Directive
Output each entry verbatim and exclude every picture from it.

Figure data in JSON
____

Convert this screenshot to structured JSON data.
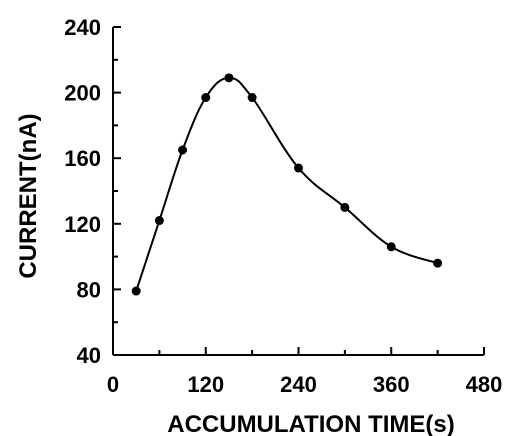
{
  "chart_data": {
    "type": "line",
    "xlabel": "ACCUMULATION TIME(s)",
    "ylabel": "CURRENT(nA)",
    "xlim": [
      0,
      480
    ],
    "ylim": [
      40,
      240
    ],
    "xticks": [
      0,
      120,
      240,
      360,
      480
    ],
    "yticks": [
      40,
      80,
      120,
      160,
      200,
      240
    ],
    "grid": false,
    "legend": "none",
    "series": [
      {
        "marker": "circle",
        "color": "#000000",
        "x": [
          30,
          60,
          90,
          120,
          150,
          180,
          240,
          300,
          360,
          420
        ],
        "y": [
          79,
          122,
          165,
          197,
          209,
          197,
          154,
          130,
          106,
          96
        ]
      }
    ]
  }
}
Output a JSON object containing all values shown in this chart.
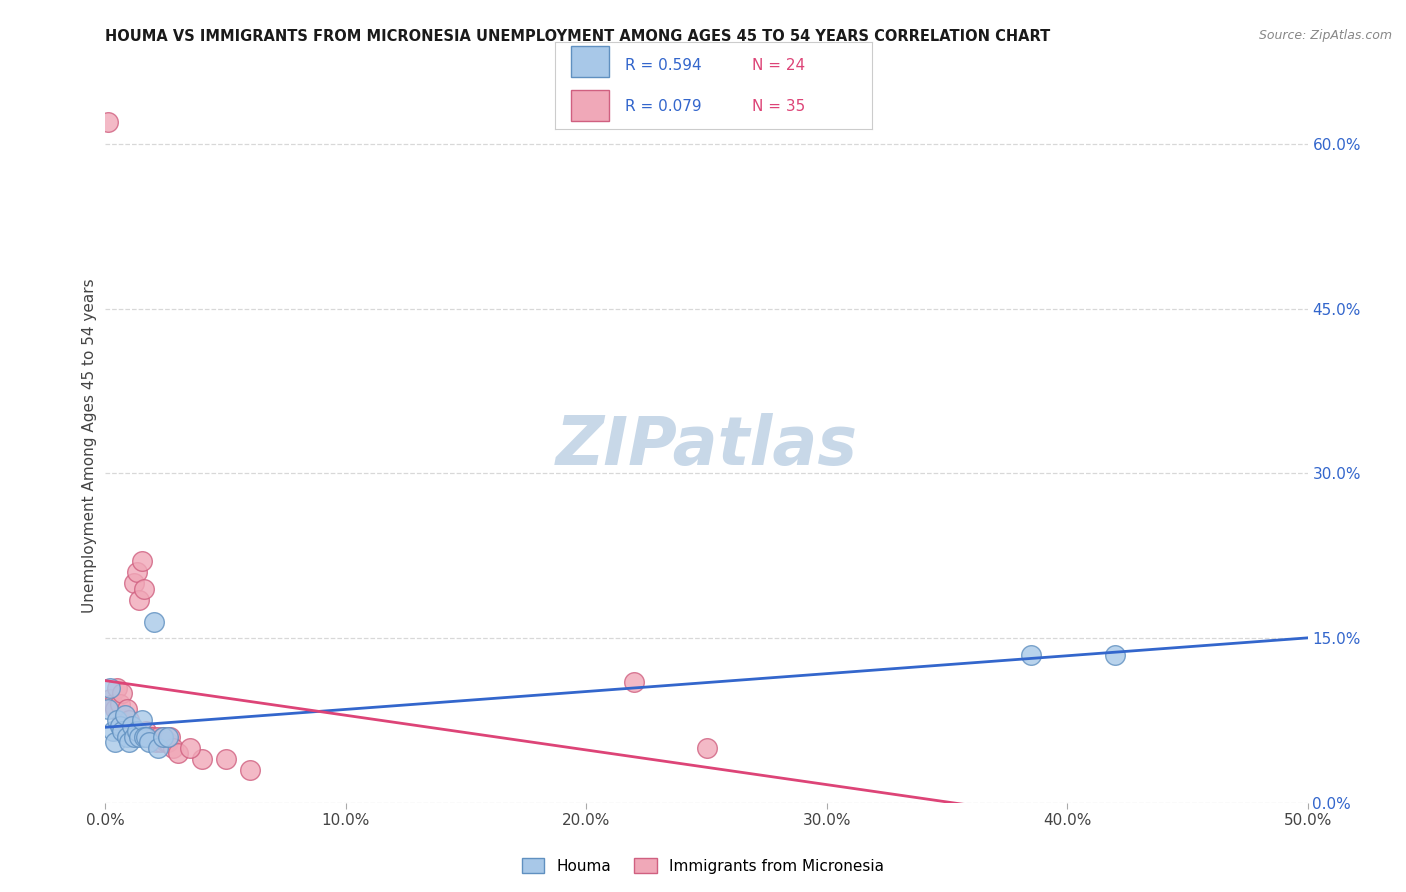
{
  "title": "HOUMA VS IMMIGRANTS FROM MICRONESIA UNEMPLOYMENT AMONG AGES 45 TO 54 YEARS CORRELATION CHART",
  "source": "Source: ZipAtlas.com",
  "ylabel": "Unemployment Among Ages 45 to 54 years",
  "xlim": [
    0.0,
    0.5
  ],
  "ylim": [
    0.0,
    0.65
  ],
  "xticks": [
    0.0,
    0.1,
    0.2,
    0.3,
    0.4,
    0.5
  ],
  "yticks_right": [
    0.0,
    0.15,
    0.3,
    0.45,
    0.6
  ],
  "ytick_right_labels": [
    "0.0%",
    "15.0%",
    "30.0%",
    "45.0%",
    "60.0%"
  ],
  "xtick_labels": [
    "0.0%",
    "10.0%",
    "20.0%",
    "30.0%",
    "40.0%",
    "50.0%"
  ],
  "grid_color": "#d8d8d8",
  "background_color": "#ffffff",
  "watermark": "ZIPatlas",
  "watermark_color": "#c8d8e8",
  "houma_color": "#a8c8e8",
  "houma_edge_color": "#6090c0",
  "micronesia_color": "#f0a8b8",
  "micronesia_edge_color": "#d06080",
  "houma_R": 0.594,
  "houma_N": 24,
  "micronesia_R": 0.079,
  "micronesia_N": 35,
  "houma_line_color": "#3366cc",
  "micronesia_line_color": "#dd4477",
  "legend_R_color": "#3366cc",
  "legend_N_color": "#dd4477",
  "houma_scatter": [
    [
      0.001,
      0.085
    ],
    [
      0.002,
      0.105
    ],
    [
      0.003,
      0.065
    ],
    [
      0.004,
      0.055
    ],
    [
      0.005,
      0.075
    ],
    [
      0.006,
      0.07
    ],
    [
      0.007,
      0.065
    ],
    [
      0.008,
      0.08
    ],
    [
      0.009,
      0.06
    ],
    [
      0.01,
      0.055
    ],
    [
      0.011,
      0.07
    ],
    [
      0.012,
      0.06
    ],
    [
      0.013,
      0.065
    ],
    [
      0.014,
      0.06
    ],
    [
      0.015,
      0.075
    ],
    [
      0.016,
      0.06
    ],
    [
      0.017,
      0.06
    ],
    [
      0.018,
      0.055
    ],
    [
      0.02,
      0.165
    ],
    [
      0.022,
      0.05
    ],
    [
      0.024,
      0.06
    ],
    [
      0.026,
      0.06
    ],
    [
      0.385,
      0.135
    ],
    [
      0.42,
      0.135
    ]
  ],
  "micronesia_scatter": [
    [
      0.001,
      0.62
    ],
    [
      0.002,
      0.095
    ],
    [
      0.003,
      0.09
    ],
    [
      0.004,
      0.085
    ],
    [
      0.005,
      0.105
    ],
    [
      0.006,
      0.09
    ],
    [
      0.007,
      0.1
    ],
    [
      0.008,
      0.07
    ],
    [
      0.009,
      0.085
    ],
    [
      0.01,
      0.075
    ],
    [
      0.011,
      0.065
    ],
    [
      0.012,
      0.2
    ],
    [
      0.013,
      0.21
    ],
    [
      0.014,
      0.185
    ],
    [
      0.015,
      0.22
    ],
    [
      0.016,
      0.195
    ],
    [
      0.017,
      0.065
    ],
    [
      0.018,
      0.06
    ],
    [
      0.019,
      0.06
    ],
    [
      0.02,
      0.06
    ],
    [
      0.021,
      0.055
    ],
    [
      0.022,
      0.06
    ],
    [
      0.023,
      0.055
    ],
    [
      0.024,
      0.06
    ],
    [
      0.025,
      0.055
    ],
    [
      0.026,
      0.055
    ],
    [
      0.027,
      0.06
    ],
    [
      0.028,
      0.05
    ],
    [
      0.04,
      0.04
    ],
    [
      0.05,
      0.04
    ],
    [
      0.06,
      0.03
    ],
    [
      0.22,
      0.11
    ],
    [
      0.25,
      0.05
    ],
    [
      0.03,
      0.045
    ],
    [
      0.035,
      0.05
    ]
  ]
}
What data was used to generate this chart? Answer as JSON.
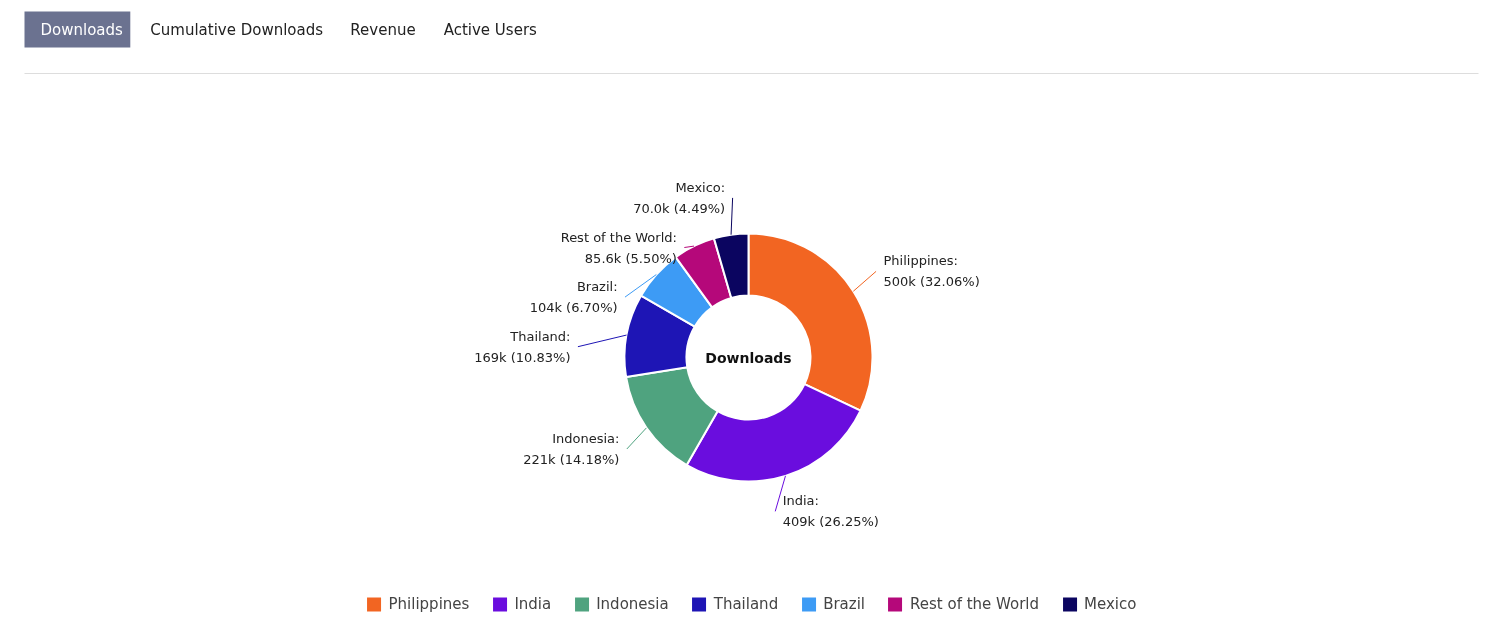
{
  "chart_data": {
    "type": "donut",
    "title": "Downloads",
    "annotations": [
      "Downloads",
      "Cumulative Downloads",
      "Revenue",
      "Active Users"
    ],
    "categories": [
      "Philippines",
      "India",
      "Indonesia",
      "Thailand",
      "Brazil",
      "Rest of the World",
      "Mexico"
    ],
    "values": [
      32.06,
      26.25,
      14.18,
      10.83,
      6.7,
      5.5,
      4.49
    ],
    "value_labels": [
      "Philippines:\n500k (32.06%)",
      "India:\n409k (26.25%)",
      "Indonesia:\n221k (14.18%)",
      "Thailand:\n169k (10.83%)",
      "Brazil:\n104k (6.70%)",
      "Rest of the World:\n85.6k (5.50%)",
      "Mexico:\n70.0k (4.49%)"
    ],
    "colors": [
      "#f26522",
      "#6a0dde",
      "#4fa37f",
      "#1e15b5",
      "#3d9bf5",
      "#b5087a",
      "#0b0560"
    ],
    "legend": "bottom"
  }
}
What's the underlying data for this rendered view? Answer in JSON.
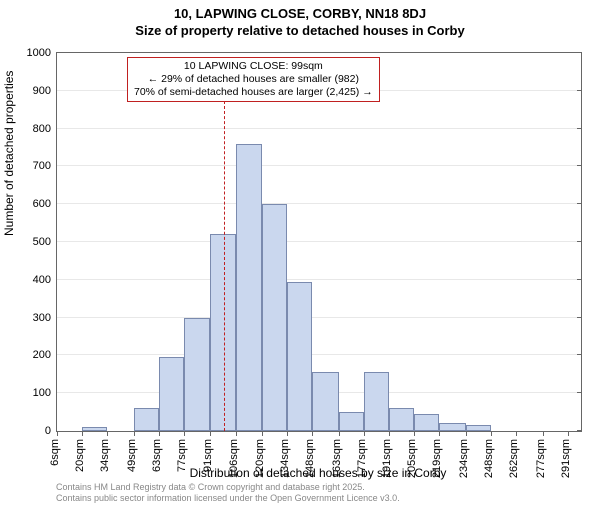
{
  "title_main": "10, LAPWING CLOSE, CORBY, NN18 8DJ",
  "title_sub": "Size of property relative to detached houses in Corby",
  "ylabel": "Number of detached properties",
  "xlabel": "Distribution of detached houses by size in Corby",
  "chart": {
    "type": "histogram",
    "ylim": [
      0,
      1000
    ],
    "ytick_step": 100,
    "background_color": "#ffffff",
    "grid_color": "#e8e8e8",
    "bar_fill": "#cad7ee",
    "bar_stroke": "#7a8aae",
    "x_categories": [
      "6sqm",
      "20sqm",
      "34sqm",
      "49sqm",
      "63sqm",
      "77sqm",
      "91sqm",
      "106sqm",
      "120sqm",
      "134sqm",
      "148sqm",
      "163sqm",
      "177sqm",
      "191sqm",
      "205sqm",
      "219sqm",
      "234sqm",
      "248sqm",
      "262sqm",
      "277sqm",
      "291sqm"
    ],
    "values": [
      0,
      10,
      0,
      60,
      195,
      300,
      520,
      760,
      600,
      395,
      155,
      50,
      155,
      60,
      45,
      20,
      15,
      0,
      0,
      0,
      0
    ],
    "x_start": 6,
    "x_end": 298,
    "vline_x": 99,
    "vline_color": "#c02020"
  },
  "info_box": {
    "line1": "10 LAPWING CLOSE: 99sqm",
    "line2": "← 29% of detached houses are smaller (982)",
    "line3": "70% of semi-detached houses are larger (2,425) →",
    "border_color": "#c02020"
  },
  "footer": {
    "line1": "Contains HM Land Registry data © Crown copyright and database right 2025.",
    "line2": "Contains public sector information licensed under the Open Government Licence v3.0."
  },
  "fonts": {
    "title_size": 13,
    "axis_label_size": 12,
    "tick_size": 11,
    "footer_size": 9
  }
}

____

Task response
Convert this screenshot to structured JSON data.
{
  "chart_data": {
    "type": "line",
    "xlabel": "ACCUMULATION TIME(s)",
    "ylabel": "CURRENT(nA)",
    "xlim": [
      0,
      480
    ],
    "ylim": [
      40,
      240
    ],
    "xticks": [
      0,
      120,
      240,
      360,
      480
    ],
    "yticks": [
      40,
      80,
      120,
      160,
      200,
      240
    ],
    "grid": false,
    "legend": "none",
    "series": [
      {
        "marker": "circle",
        "color": "#000000",
        "x": [
          30,
          60,
          90,
          120,
          150,
          180,
          240,
          300,
          360,
          420
        ],
        "y": [
          79,
          122,
          165,
          197,
          209,
          197,
          154,
          130,
          106,
          96
        ]
      }
    ]
  }
}
Output a JSON object containing all values shown in this chart.
{
  "title": "HOUMA VS IMMIGRANTS FROM MICRONESIA UNEMPLOYMENT AMONG AGES 45 TO 54 YEARS CORRELATION CHART",
  "source": "Source: ZipAtlas.com",
  "ylabel": "Unemployment Among Ages 45 to 54 years",
  "xlim": [
    0.0,
    0.5
  ],
  "ylim": [
    0.0,
    0.65
  ],
  "xticks": [
    0.0,
    0.1,
    0.2,
    0.3,
    0.4,
    0.5
  ],
  "yticks_right": [
    0.0,
    0.15,
    0.3,
    0.45,
    0.6
  ],
  "ytick_right_labels": [
    "0.0%",
    "15.0%",
    "30.0%",
    "45.0%",
    "60.0%"
  ],
  "xtick_labels": [
    "0.0%",
    "10.0%",
    "20.0%",
    "30.0%",
    "40.0%",
    "50.0%"
  ],
  "grid_color": "#d8d8d8",
  "background_color": "#ffffff",
  "watermark": "ZIPatlas",
  "watermark_color": "#c8d8e8",
  "houma_color": "#a8c8e8",
  "houma_edge_color": "#6090c0",
  "micronesia_color": "#f0a8b8",
  "micronesia_edge_color": "#d06080",
  "houma_R": 0.594,
  "houma_N": 24,
  "micronesia_R": 0.079,
  "micronesia_N": 35,
  "houma_line_color": "#3366cc",
  "micronesia_line_color": "#dd4477",
  "legend_R_color": "#3366cc",
  "legend_N_color": "#dd4477",
  "houma_scatter": [
    [
      0.001,
      0.085
    ],
    [
      0.002,
      0.105
    ],
    [
      0.003,
      0.065
    ],
    [
      0.004,
      0.055
    ],
    [
      0.005,
      0.075
    ],
    [
      0.006,
      0.07
    ],
    [
      0.007,
      0.065
    ],
    [
      0.008,
      0.08
    ],
    [
      0.009,
      0.06
    ],
    [
      0.01,
      0.055
    ],
    [
      0.011,
      0.07
    ],
    [
      0.012,
      0.06
    ],
    [
      0.013,
      0.065
    ],
    [
      0.014,
      0.06
    ],
    [
      0.015,
      0.075
    ],
    [
      0.016,
      0.06
    ],
    [
      0.017,
      0.06
    ],
    [
      0.018,
      0.055
    ],
    [
      0.02,
      0.165
    ],
    [
      0.022,
      0.05
    ],
    [
      0.024,
      0.06
    ],
    [
      0.026,
      0.06
    ],
    [
      0.385,
      0.135
    ],
    [
      0.42,
      0.135
    ]
  ],
  "micronesia_scatter": [
    [
      0.001,
      0.62
    ],
    [
      0.002,
      0.095
    ],
    [
      0.003,
      0.09
    ],
    [
      0.004,
      0.085
    ],
    [
      0.005,
      0.105
    ],
    [
      0.006,
      0.09
    ],
    [
      0.007,
      0.1
    ],
    [
      0.008,
      0.07
    ],
    [
      0.009,
      0.085
    ],
    [
      0.01,
      0.075
    ],
    [
      0.011,
      0.065
    ],
    [
      0.012,
      0.2
    ],
    [
      0.013,
      0.21
    ],
    [
      0.014,
      0.185
    ],
    [
      0.015,
      0.22
    ],
    [
      0.016,
      0.195
    ],
    [
      0.017,
      0.065
    ],
    [
      0.018,
      0.06
    ],
    [
      0.019,
      0.06
    ],
    [
      0.02,
      0.06
    ],
    [
      0.021,
      0.055
    ],
    [
      0.022,
      0.06
    ],
    [
      0.023,
      0.055
    ],
    [
      0.024,
      0.06
    ],
    [
      0.025,
      0.055
    ],
    [
      0.026,
      0.055
    ],
    [
      0.027,
      0.06
    ],
    [
      0.028,
      0.05
    ],
    [
      0.04,
      0.04
    ],
    [
      0.05,
      0.04
    ],
    [
      0.06,
      0.03
    ],
    [
      0.22,
      0.11
    ],
    [
      0.25,
      0.05
    ],
    [
      0.03,
      0.045
    ],
    [
      0.035,
      0.05
    ]
  ]
}
What data was used to generate this chart? Answer as JSON.
{
  "chart_data": {
    "type": "donut",
    "title": "Downloads",
    "annotations": [
      "Downloads",
      "Cumulative Downloads",
      "Revenue",
      "Active Users"
    ],
    "categories": [
      "Philippines",
      "India",
      "Indonesia",
      "Thailand",
      "Brazil",
      "Rest of the World",
      "Mexico"
    ],
    "values": [
      32.06,
      26.25,
      14.18,
      10.83,
      6.7,
      5.5,
      4.49
    ],
    "value_labels": [
      "Philippines:\n500k (32.06%)",
      "India:\n409k (26.25%)",
      "Indonesia:\n221k (14.18%)",
      "Thailand:\n169k (10.83%)",
      "Brazil:\n104k (6.70%)",
      "Rest of the World:\n85.6k (5.50%)",
      "Mexico:\n70.0k (4.49%)"
    ],
    "colors": [
      "#f26522",
      "#6a0dde",
      "#4fa37f",
      "#1e15b5",
      "#3d9bf5",
      "#b5087a",
      "#0b0560"
    ],
    "legend": "bottom"
  }
}
What's the underlying data for this rendered view? Answer in JSON.
{
  "title_main": "10, LAPWING CLOSE, CORBY, NN18 8DJ",
  "title_sub": "Size of property relative to detached houses in Corby",
  "ylabel": "Number of detached properties",
  "xlabel": "Distribution of detached houses by size in Corby",
  "chart": {
    "type": "histogram",
    "ylim": [
      0,
      1000
    ],
    "ytick_step": 100,
    "background_color": "#ffffff",
    "grid_color": "#e8e8e8",
    "bar_fill": "#cad7ee",
    "bar_stroke": "#7a8aae",
    "x_categories": [
      "6sqm",
      "20sqm",
      "34sqm",
      "49sqm",
      "63sqm",
      "77sqm",
      "91sqm",
      "106sqm",
      "120sqm",
      "134sqm",
      "148sqm",
      "163sqm",
      "177sqm",
      "191sqm",
      "205sqm",
      "219sqm",
      "234sqm",
      "248sqm",
      "262sqm",
      "277sqm",
      "291sqm"
    ],
    "values": [
      0,
      10,
      0,
      60,
      195,
      300,
      520,
      760,
      600,
      395,
      155,
      50,
      155,
      60,
      45,
      20,
      15,
      0,
      0,
      0,
      0
    ],
    "x_start": 6,
    "x_end": 298,
    "vline_x": 99,
    "vline_color": "#c02020"
  },
  "info_box": {
    "line1": "10 LAPWING CLOSE: 99sqm",
    "line2": "← 29% of detached houses are smaller (982)",
    "line3": "70% of semi-detached houses are larger (2,425) →",
    "border_color": "#c02020"
  },
  "footer": {
    "line1": "Contains HM Land Registry data © Crown copyright and database right 2025.",
    "line2": "Contains public sector information licensed under the Open Government Licence v3.0."
  },
  "fonts": {
    "title_size": 13,
    "axis_label_size": 12,
    "tick_size": 11,
    "footer_size": 9
  }
}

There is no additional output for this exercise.